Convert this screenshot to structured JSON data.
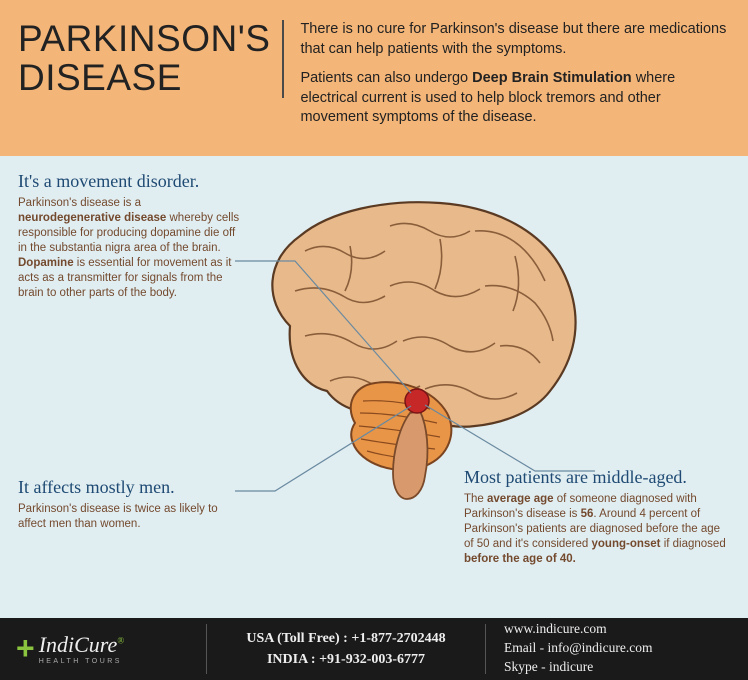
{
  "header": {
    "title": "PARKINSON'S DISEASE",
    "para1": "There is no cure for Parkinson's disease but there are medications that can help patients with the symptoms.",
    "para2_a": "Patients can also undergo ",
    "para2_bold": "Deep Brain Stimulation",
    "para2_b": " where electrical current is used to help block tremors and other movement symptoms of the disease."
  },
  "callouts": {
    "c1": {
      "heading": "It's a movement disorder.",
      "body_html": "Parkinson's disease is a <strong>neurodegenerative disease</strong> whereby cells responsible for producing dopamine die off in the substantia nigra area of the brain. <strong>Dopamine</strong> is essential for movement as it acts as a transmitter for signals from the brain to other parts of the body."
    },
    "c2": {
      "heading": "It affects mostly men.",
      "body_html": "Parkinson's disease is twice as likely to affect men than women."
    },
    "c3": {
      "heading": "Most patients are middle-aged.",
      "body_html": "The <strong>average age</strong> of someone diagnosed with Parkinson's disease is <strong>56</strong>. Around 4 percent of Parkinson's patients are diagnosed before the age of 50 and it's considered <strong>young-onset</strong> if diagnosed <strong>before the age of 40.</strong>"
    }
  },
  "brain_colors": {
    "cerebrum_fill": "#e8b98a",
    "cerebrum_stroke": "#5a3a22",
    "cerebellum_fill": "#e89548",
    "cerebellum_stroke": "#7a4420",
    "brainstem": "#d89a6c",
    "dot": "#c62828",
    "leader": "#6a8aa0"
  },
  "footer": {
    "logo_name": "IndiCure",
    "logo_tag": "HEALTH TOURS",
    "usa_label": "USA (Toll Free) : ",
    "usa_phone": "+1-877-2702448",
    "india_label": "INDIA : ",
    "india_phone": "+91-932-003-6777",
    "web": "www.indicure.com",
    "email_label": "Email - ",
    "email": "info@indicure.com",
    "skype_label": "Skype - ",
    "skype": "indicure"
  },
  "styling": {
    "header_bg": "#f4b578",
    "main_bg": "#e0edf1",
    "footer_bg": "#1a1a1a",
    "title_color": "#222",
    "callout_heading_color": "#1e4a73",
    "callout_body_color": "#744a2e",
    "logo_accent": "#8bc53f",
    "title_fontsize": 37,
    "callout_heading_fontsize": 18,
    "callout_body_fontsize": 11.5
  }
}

### Problem description
Where the material above includes pictures, omit them and retype everything else exactly.

### Final answer
Convert this screenshot to structured JSON data.
{
  "header": {
    "title": "PARKINSON'S DISEASE",
    "para1": "There is no cure for Parkinson's disease but there are medications that can help patients with the symptoms.",
    "para2_a": "Patients can also undergo ",
    "para2_bold": "Deep Brain Stimulation",
    "para2_b": " where electrical current is used to help block tremors and other movement symptoms of the disease."
  },
  "callouts": {
    "c1": {
      "heading": "It's a movement disorder.",
      "body_html": "Parkinson's disease is a <strong>neurodegenerative disease</strong> whereby cells responsible for producing dopamine die off in the substantia nigra area of the brain. <strong>Dopamine</strong> is essential for movement as it acts as a transmitter for signals from the brain to other parts of the body."
    },
    "c2": {
      "heading": "It affects mostly men.",
      "body_html": "Parkinson's disease is twice as likely to affect men than women."
    },
    "c3": {
      "heading": "Most patients are middle-aged.",
      "body_html": "The <strong>average age</strong> of someone diagnosed with Parkinson's disease is <strong>56</strong>. Around 4 percent of Parkinson's patients are diagnosed before the age of 50 and it's considered <strong>young-onset</strong> if diagnosed <strong>before the age of 40.</strong>"
    }
  },
  "brain_colors": {
    "cerebrum_fill": "#e8b98a",
    "cerebrum_stroke": "#5a3a22",
    "cerebellum_fill": "#e89548",
    "cerebellum_stroke": "#7a4420",
    "brainstem": "#d89a6c",
    "dot": "#c62828",
    "leader": "#6a8aa0"
  },
  "footer": {
    "logo_name": "IndiCure",
    "logo_tag": "HEALTH TOURS",
    "usa_label": "USA (Toll Free) : ",
    "usa_phone": "+1-877-2702448",
    "india_label": "INDIA : ",
    "india_phone": "+91-932-003-6777",
    "web": "www.indicure.com",
    "email_label": "Email - ",
    "email": "info@indicure.com",
    "skype_label": "Skype - ",
    "skype": "indicure"
  },
  "styling": {
    "header_bg": "#f4b578",
    "main_bg": "#e0edf1",
    "footer_bg": "#1a1a1a",
    "title_color": "#222",
    "callout_heading_color": "#1e4a73",
    "callout_body_color": "#744a2e",
    "logo_accent": "#8bc53f",
    "title_fontsize": 37,
    "callout_heading_fontsize": 18,
    "callout_body_fontsize": 11.5
  }
}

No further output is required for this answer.